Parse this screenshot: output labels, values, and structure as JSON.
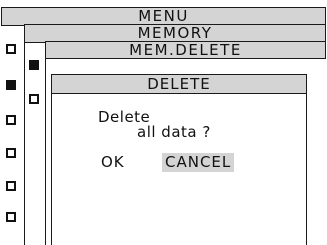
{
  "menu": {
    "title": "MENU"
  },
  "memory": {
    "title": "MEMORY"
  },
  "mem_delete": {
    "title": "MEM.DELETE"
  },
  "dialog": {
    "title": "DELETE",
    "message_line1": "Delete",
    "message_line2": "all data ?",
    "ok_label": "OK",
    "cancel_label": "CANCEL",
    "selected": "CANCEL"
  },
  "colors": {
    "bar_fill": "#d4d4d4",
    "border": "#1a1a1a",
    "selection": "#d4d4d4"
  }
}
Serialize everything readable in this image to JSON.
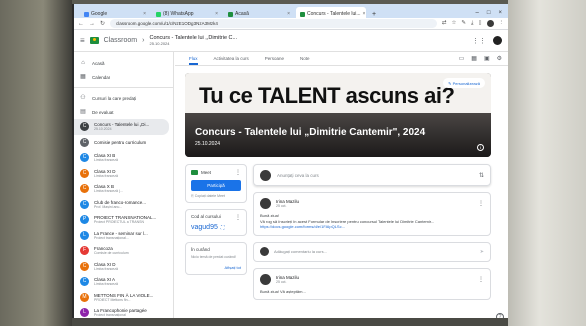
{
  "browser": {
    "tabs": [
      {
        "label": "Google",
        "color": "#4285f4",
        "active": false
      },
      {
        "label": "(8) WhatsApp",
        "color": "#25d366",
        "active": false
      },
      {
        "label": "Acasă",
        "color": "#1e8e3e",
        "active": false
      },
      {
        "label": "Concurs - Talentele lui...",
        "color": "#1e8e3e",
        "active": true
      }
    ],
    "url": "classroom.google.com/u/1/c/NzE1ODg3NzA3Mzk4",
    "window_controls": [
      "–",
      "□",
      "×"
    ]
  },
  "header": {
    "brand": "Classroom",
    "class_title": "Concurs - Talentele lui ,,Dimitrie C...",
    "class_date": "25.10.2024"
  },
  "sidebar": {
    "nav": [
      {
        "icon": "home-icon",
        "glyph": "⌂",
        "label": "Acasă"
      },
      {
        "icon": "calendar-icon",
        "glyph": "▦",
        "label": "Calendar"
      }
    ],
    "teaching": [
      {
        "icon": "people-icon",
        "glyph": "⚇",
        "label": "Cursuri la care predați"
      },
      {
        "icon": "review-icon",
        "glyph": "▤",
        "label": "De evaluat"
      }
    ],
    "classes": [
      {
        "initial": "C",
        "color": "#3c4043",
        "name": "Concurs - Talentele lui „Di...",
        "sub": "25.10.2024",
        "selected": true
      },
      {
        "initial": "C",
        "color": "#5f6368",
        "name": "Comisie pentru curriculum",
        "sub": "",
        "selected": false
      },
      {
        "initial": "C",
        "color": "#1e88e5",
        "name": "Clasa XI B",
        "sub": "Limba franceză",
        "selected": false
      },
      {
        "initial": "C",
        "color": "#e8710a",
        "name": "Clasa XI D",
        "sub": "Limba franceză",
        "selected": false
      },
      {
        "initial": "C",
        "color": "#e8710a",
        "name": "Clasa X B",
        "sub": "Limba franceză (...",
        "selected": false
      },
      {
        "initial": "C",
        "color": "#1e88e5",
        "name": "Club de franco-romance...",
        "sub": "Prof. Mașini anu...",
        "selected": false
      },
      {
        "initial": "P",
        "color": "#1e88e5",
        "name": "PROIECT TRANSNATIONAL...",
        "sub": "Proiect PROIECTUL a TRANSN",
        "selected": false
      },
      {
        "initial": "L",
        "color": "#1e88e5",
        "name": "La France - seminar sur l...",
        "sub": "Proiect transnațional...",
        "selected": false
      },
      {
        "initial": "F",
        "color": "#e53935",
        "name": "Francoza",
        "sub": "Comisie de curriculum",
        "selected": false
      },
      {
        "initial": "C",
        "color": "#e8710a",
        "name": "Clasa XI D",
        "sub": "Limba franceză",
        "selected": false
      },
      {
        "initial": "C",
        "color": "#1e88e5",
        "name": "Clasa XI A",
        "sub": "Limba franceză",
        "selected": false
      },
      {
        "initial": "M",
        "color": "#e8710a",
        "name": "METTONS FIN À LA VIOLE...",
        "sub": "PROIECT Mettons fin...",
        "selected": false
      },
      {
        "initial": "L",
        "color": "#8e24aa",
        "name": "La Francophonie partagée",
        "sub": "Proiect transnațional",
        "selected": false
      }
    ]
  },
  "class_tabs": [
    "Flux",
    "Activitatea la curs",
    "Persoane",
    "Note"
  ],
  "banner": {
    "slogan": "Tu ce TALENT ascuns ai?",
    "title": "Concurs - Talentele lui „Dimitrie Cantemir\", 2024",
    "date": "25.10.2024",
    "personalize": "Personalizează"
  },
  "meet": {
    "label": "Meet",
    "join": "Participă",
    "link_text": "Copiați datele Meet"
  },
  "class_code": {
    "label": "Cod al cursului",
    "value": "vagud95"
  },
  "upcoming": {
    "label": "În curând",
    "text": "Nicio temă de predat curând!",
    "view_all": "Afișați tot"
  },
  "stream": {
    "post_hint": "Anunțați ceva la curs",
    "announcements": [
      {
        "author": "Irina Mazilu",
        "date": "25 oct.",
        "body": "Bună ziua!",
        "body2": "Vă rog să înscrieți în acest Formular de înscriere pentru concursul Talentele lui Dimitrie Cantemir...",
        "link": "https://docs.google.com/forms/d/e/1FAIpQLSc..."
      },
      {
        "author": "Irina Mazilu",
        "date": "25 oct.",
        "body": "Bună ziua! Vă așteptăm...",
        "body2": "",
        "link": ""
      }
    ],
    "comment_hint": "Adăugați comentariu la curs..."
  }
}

● WHAT YOU ARE ASKED TO DO
In the listing above, find the lines holding the word "pentru" and copy them.

● EXERCISE OUTPUT
        "name": "Comisie pentru curriculum",
        "body2": "Vă rog să înscrieți în acest Formular de înscriere pentru concursul Talentele lui Dimitrie Cantemir...",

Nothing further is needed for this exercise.